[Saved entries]
════════════════
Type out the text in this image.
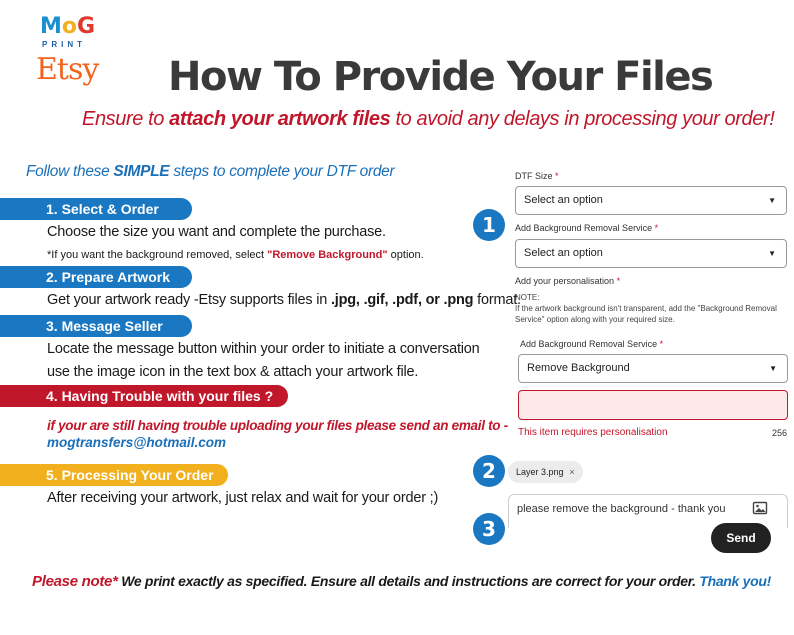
MoG
PRINT
Etsy How To Provide Your Files
Ensure to attach your artwork files to avoid any delays in processing your order!
Follow these SIMPLE steps to complete your DTF order
1. Select & Order
Choose the size you want and complete the purchase.
*If you want the background removed, select "Remove Background" option.
2. Prepare Artwork
Get your artwork ready -Etsy supports files in .jpg, .gif, .pdf, or .png format.
3. Message Seller
Locate the message button within your order to initiate a conversation
use the image icon in the text box & attach your artwork file.
4. Having Trouble with your files ?
if your are still having trouble uploading your files please send an email to -
mogtransfers@hotmail.com
5. Processing Your Order
After receiving your artwork, just relax and wait for your order ;)
DTF Size *
Select an option	▼
1	Add Background Removal Service *
Select an option	▼
Add your personalisation *
NOTE:
If the artwork background isn't transparent, add the "Background Removal Service" option along with your required size.
Add Background Removal Service *
Remove Background	▼
This item requires personalisation	256
2	Layer 3.png ×
3
please remove the background - thank you
Send
Please note* We print exactly as specified. Ensure all details and instructions are correct for your order. Thank you!
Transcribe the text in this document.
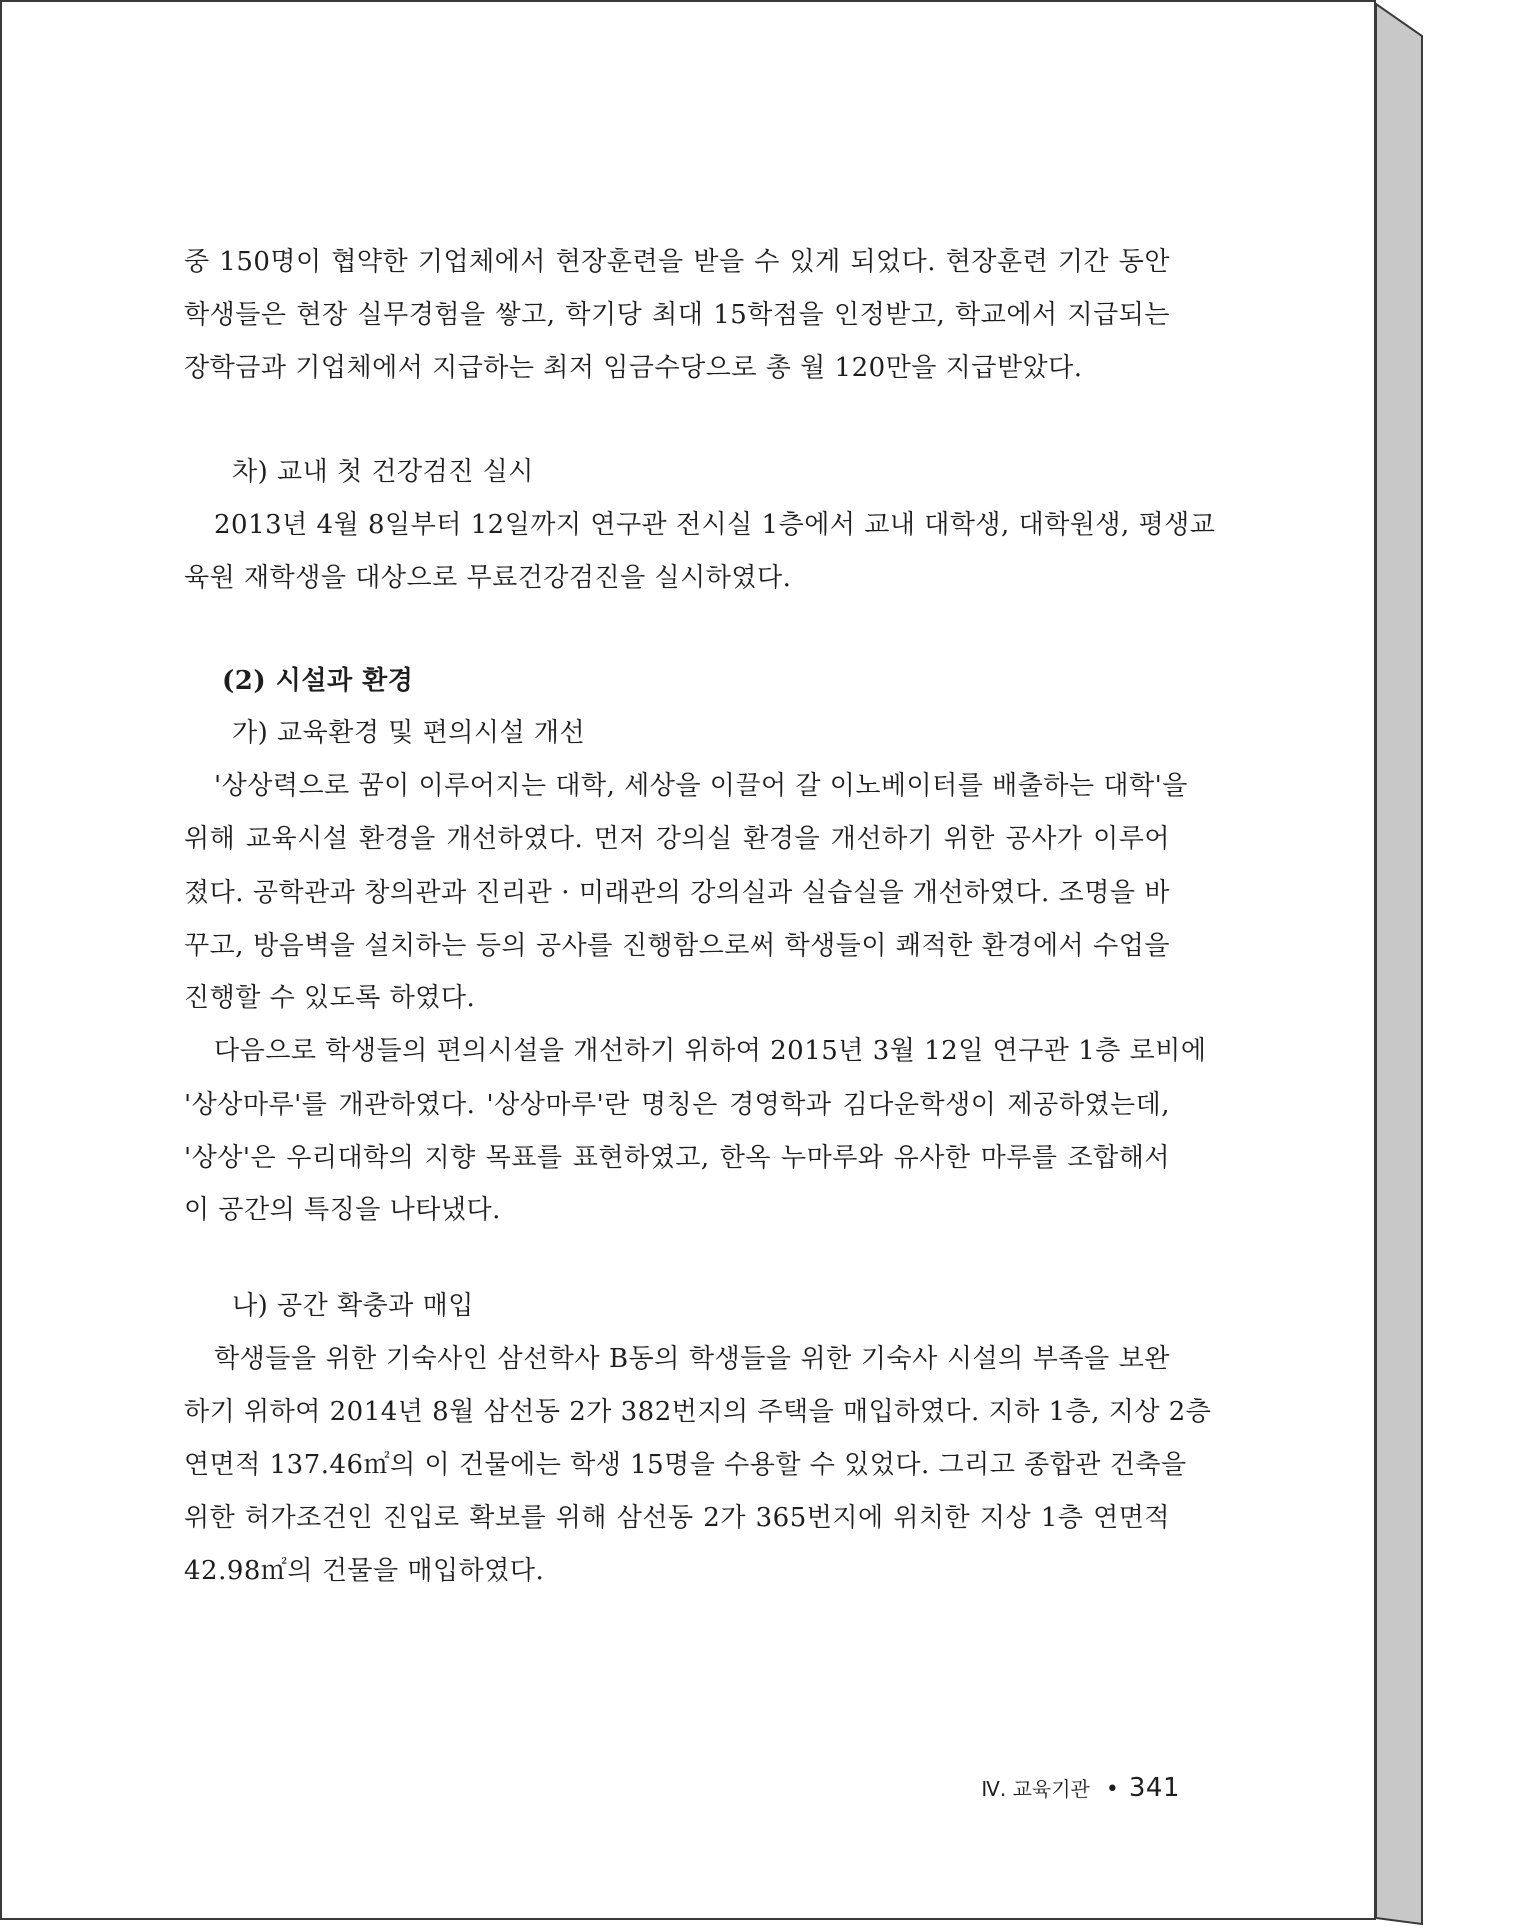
중 150명이 협약한 기업체에서 현장훈련을 받을 수 있게 되었다. 현장훈련 기간 동안
학생들은 현장 실무경험을 쌓고, 학기당 최대 15학점을 인정받고, 학교에서 지급되는
장학금과 기업체에서 지급하는 최저 임금수당으로 총 월 120만을 지급받았다.
차) 교내 첫 건강검진 실시
2013년 4월 8일부터 12일까지 연구관 전시실 1층에서 교내 대학생, 대학원생, 평생교
육원 재학생을 대상으로 무료건강검진을 실시하였다.
(2) 시설과 환경
가) 교육환경 및 편의시설 개선
'상상력으로 꿈이 이루어지는 대학, 세상을 이끌어 갈 이노베이터를 배출하는 대학'을
위해 교육시설 환경을 개선하였다. 먼저 강의실 환경을 개선하기 위한 공사가 이루어
졌다. 공학관과 창의관과 진리관 · 미래관의 강의실과 실습실을 개선하였다. 조명을 바
꾸고, 방음벽을 설치하는 등의 공사를 진행함으로써 학생들이 쾌적한 환경에서 수업을
진행할 수 있도록 하였다.
다음으로 학생들의 편의시설을 개선하기 위하여 2015년 3월 12일 연구관 1층 로비에
'상상마루'를 개관하였다. '상상마루'란 명칭은 경영학과 김다운학생이 제공하였는데,
'상상'은 우리대학의 지향 목표를 표현하였고, 한옥 누마루와 유사한 마루를 조합해서
이 공간의 특징을 나타냈다.
나) 공간 확충과 매입
학생들을 위한 기숙사인 삼선학사 B동의 학생들을 위한 기숙사 시설의 부족을 보완
하기 위하여 2014년 8월 삼선동 2가 382번지의 주택을 매입하였다. 지하 1층, 지상 2층
연면적 137.46㎡의 이 건물에는 학생 15명을 수용할 수 있었다. 그리고 종합관 건축을
위한 허가조건인 진입로 확보를 위해 삼선동 2가 365번지에 위치한 지상 1층 연면적
42.98㎡의 건물을 매입하였다.
Ⅳ. 교육기관 • 341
════════════════
Problem requirements - Out of the preceding entries, pull every line containing the string "image".

Worked answer -
Type out the text in this image.
use the image icon in the text box & attach your artwork file.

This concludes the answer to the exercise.